- _WHAT IS BEING ASKED_:
Pull each line holding the word "Grupo" from the data.

- _TASK INPUT_:
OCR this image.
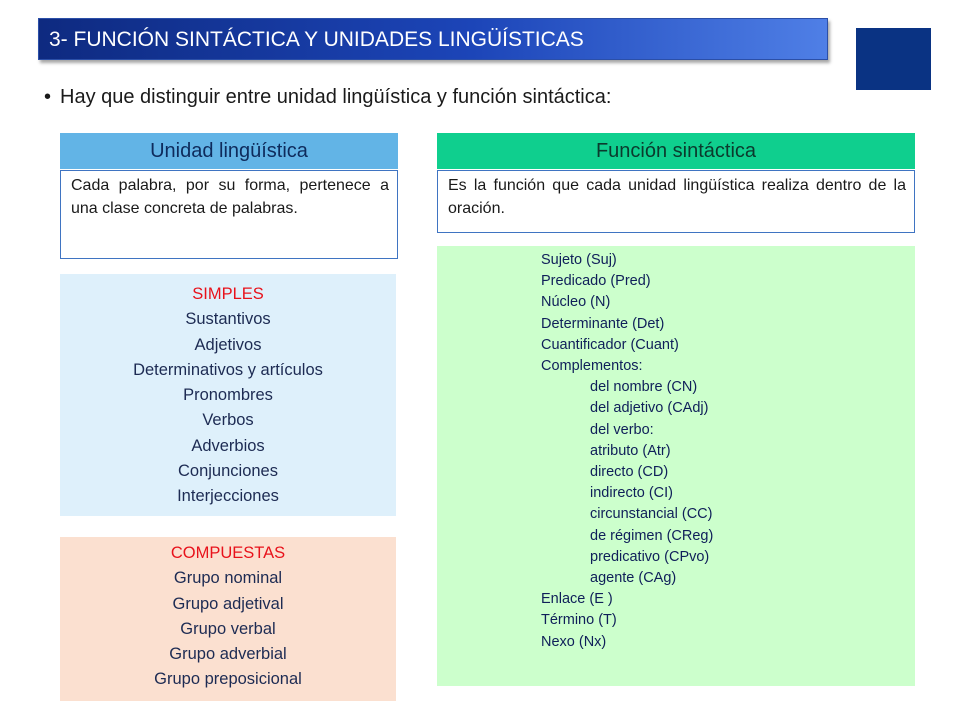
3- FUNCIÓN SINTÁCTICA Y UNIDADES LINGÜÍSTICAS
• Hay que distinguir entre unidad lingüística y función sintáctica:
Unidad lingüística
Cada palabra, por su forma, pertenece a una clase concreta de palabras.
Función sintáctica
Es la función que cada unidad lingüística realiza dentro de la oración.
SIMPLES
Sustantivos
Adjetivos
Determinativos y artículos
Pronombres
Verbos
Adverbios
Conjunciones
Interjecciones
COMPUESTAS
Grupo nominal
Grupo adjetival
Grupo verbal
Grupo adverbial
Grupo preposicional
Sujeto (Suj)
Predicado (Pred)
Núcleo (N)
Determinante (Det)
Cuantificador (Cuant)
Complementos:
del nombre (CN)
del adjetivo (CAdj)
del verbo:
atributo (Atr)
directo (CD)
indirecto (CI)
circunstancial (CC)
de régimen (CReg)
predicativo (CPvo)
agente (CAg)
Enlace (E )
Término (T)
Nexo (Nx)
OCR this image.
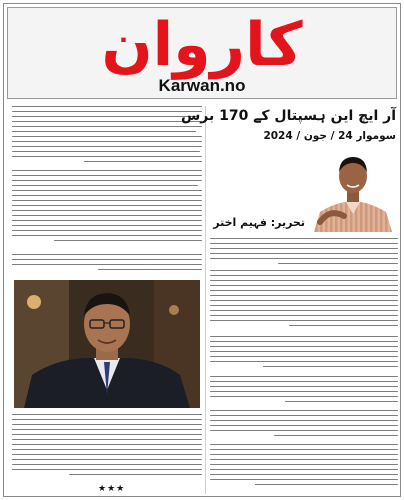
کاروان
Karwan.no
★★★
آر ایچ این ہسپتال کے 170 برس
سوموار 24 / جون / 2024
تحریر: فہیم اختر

- _PROBLEM SOLUTION_:
Grupo nominal
Grupo adjetival
Grupo verbal
Grupo adverbial
Grupo preposicional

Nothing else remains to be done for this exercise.